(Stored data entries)

=-=-=

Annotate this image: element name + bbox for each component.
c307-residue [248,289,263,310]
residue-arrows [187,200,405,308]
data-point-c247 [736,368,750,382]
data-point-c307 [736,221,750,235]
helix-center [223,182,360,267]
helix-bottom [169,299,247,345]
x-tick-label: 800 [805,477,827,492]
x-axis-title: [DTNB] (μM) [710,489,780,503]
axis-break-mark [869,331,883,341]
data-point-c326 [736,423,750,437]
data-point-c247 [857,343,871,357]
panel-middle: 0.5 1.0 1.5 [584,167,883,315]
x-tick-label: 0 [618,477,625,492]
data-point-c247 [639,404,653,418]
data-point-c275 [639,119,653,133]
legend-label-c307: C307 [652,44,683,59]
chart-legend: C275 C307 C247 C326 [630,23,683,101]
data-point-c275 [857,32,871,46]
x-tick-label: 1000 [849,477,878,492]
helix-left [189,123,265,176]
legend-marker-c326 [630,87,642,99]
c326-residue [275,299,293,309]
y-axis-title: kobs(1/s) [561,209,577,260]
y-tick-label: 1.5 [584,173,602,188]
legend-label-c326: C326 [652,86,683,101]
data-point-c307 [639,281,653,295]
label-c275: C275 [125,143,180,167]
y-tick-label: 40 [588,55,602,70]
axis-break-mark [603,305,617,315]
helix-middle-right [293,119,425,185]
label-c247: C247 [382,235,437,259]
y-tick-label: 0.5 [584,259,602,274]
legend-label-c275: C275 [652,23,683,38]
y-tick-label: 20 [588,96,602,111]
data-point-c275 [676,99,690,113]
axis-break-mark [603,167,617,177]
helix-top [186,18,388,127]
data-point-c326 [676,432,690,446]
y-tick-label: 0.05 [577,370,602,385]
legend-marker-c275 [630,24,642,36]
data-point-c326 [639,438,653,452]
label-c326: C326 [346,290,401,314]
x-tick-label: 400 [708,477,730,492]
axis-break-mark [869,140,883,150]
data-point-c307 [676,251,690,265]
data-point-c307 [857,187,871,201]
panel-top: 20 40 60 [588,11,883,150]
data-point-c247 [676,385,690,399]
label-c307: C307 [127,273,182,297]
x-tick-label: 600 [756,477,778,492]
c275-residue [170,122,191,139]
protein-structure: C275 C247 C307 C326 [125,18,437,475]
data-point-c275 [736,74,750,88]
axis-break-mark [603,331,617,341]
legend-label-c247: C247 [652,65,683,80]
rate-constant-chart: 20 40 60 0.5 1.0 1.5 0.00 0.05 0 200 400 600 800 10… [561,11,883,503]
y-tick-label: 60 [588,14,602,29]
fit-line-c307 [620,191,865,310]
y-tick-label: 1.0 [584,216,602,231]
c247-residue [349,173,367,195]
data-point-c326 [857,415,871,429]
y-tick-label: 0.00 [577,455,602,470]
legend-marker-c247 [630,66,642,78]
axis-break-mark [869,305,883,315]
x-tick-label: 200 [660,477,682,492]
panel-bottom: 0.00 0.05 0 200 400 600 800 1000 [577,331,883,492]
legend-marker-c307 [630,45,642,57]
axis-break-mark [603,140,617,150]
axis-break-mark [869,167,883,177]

=-=-=

▶ **TASK GOAL**
Scan the records above for the string "middle", then report every line that contains it.

▶ **OUTPUT**
panel-middle: 0.5 1.0 1.5 [584,167,883,315]
helix-middle-right [293,119,425,185]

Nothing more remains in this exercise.